#### Task details:
Every line below that holds the string "colormap" should be copied out.
..............................
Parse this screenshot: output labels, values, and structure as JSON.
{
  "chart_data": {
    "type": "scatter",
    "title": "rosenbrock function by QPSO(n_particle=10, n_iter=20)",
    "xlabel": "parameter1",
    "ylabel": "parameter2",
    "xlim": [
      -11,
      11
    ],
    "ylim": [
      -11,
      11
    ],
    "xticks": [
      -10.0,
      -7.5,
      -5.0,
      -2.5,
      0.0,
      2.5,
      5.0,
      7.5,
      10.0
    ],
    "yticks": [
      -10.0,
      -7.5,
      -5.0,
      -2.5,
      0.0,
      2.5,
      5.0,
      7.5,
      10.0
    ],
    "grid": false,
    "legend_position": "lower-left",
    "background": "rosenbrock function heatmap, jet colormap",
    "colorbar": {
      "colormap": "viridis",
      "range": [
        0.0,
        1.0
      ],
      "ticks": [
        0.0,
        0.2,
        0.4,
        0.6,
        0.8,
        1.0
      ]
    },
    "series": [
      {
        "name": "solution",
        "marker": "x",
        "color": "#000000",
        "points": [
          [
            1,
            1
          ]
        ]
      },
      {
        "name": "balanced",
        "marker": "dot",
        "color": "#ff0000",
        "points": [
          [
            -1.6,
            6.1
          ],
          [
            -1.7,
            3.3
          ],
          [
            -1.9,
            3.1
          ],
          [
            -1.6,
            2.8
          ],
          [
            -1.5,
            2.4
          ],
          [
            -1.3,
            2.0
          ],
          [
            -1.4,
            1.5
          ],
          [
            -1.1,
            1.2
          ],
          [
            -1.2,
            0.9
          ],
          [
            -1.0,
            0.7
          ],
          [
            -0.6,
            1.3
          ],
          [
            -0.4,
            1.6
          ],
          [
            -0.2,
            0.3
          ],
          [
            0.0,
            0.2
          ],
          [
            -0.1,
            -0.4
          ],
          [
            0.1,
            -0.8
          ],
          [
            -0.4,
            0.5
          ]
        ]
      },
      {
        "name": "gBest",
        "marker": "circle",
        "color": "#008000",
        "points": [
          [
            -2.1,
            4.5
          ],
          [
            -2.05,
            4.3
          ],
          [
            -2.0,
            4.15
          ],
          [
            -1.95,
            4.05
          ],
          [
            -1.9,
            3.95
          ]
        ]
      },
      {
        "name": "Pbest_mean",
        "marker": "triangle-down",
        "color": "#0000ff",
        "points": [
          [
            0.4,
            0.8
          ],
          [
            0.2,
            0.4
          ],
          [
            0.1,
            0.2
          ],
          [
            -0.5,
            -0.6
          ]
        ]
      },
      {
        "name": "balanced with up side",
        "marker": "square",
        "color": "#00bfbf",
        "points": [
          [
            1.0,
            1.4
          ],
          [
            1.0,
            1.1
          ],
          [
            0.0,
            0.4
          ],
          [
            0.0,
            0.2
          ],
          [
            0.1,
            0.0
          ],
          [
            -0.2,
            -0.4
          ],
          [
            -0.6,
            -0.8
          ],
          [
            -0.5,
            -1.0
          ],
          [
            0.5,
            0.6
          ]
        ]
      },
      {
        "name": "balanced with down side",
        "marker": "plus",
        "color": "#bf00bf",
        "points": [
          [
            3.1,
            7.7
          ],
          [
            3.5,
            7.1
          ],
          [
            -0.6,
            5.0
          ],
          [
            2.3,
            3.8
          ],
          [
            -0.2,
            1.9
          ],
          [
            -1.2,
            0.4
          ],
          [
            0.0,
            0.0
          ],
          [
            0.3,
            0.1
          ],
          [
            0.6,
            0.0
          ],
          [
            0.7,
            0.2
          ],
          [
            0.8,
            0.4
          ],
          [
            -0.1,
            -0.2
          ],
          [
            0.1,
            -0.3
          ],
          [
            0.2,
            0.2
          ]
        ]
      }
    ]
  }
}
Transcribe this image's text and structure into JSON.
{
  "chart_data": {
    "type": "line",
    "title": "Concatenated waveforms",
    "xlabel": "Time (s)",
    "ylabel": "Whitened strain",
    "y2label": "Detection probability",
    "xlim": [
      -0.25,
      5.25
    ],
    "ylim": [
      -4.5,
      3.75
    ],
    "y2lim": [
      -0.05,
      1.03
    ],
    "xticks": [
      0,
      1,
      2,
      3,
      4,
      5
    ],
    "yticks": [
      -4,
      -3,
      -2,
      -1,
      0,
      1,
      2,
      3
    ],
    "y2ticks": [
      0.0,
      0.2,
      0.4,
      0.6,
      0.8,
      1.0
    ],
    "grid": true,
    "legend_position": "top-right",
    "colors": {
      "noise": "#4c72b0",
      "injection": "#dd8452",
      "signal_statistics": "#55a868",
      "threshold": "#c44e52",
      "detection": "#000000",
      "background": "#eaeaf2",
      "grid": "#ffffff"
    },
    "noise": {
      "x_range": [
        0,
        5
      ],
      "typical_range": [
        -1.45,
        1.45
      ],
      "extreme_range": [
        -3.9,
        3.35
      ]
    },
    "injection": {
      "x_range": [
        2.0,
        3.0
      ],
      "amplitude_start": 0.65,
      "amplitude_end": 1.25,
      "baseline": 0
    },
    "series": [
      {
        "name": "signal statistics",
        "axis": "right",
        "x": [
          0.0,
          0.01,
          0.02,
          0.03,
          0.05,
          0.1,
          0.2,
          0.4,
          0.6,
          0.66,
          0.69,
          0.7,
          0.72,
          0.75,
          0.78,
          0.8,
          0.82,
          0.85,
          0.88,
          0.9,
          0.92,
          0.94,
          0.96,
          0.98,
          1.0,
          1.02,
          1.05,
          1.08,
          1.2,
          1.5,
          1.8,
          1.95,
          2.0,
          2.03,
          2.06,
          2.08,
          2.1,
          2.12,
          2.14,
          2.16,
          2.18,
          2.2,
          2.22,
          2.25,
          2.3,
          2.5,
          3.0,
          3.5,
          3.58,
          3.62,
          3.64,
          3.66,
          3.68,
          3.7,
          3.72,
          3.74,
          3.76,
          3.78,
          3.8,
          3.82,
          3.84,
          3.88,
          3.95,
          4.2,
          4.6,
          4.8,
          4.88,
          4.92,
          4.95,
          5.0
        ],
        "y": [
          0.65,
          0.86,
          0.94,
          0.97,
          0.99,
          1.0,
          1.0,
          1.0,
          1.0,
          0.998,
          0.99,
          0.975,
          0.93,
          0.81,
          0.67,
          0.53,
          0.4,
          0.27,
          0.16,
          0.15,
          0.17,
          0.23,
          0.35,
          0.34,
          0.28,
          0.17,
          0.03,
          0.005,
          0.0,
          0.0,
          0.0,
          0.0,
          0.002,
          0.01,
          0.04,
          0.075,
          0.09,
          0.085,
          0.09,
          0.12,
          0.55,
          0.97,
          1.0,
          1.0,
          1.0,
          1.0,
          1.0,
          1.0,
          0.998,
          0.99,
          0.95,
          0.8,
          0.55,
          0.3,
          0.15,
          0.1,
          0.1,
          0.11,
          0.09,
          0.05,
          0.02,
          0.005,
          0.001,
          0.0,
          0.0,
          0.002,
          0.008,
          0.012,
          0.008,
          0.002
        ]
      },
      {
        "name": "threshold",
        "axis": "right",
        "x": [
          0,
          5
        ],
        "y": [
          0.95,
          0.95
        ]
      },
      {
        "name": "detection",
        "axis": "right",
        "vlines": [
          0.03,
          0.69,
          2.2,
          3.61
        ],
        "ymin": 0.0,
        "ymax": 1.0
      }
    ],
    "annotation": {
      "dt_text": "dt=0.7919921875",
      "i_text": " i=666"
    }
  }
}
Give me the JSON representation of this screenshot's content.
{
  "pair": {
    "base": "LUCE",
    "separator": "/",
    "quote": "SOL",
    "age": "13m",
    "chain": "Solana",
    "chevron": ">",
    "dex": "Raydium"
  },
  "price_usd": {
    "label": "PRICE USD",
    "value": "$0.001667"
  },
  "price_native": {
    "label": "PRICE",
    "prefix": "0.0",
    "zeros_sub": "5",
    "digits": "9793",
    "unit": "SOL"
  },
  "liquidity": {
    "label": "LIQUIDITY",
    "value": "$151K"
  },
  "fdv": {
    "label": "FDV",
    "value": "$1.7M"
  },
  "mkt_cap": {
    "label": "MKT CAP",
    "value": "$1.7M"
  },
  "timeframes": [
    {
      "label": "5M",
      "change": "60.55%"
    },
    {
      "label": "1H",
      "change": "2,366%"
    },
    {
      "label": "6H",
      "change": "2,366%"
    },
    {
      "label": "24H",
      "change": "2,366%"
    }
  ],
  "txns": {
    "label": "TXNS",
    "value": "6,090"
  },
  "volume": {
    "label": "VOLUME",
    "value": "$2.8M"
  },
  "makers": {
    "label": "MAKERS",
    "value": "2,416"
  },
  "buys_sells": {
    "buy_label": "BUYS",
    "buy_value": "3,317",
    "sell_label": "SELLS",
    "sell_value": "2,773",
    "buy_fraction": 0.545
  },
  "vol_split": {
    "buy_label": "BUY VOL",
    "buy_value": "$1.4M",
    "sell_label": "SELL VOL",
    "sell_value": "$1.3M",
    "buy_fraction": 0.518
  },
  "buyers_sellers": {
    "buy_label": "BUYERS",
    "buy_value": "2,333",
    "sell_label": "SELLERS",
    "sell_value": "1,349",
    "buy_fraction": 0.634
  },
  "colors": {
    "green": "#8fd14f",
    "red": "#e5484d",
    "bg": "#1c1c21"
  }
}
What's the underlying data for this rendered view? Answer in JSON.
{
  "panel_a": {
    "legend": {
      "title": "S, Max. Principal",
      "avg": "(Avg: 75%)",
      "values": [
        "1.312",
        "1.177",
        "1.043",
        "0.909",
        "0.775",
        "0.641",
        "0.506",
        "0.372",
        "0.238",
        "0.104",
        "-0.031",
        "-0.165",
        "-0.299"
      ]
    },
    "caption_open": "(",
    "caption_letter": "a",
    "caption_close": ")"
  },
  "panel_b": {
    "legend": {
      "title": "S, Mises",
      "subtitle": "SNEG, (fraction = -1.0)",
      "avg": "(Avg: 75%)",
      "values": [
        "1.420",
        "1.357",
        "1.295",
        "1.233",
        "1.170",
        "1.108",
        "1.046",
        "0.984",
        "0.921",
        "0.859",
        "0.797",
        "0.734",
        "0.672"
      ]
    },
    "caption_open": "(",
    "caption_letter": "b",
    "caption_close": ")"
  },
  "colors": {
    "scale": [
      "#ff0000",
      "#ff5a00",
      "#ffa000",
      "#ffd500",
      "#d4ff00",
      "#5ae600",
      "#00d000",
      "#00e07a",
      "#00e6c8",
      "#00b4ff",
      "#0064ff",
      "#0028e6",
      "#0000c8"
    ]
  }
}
..............................
#### Correct output:
    "background": "rosenbrock function heatmap, jet colormap",
      "colormap": "viridis",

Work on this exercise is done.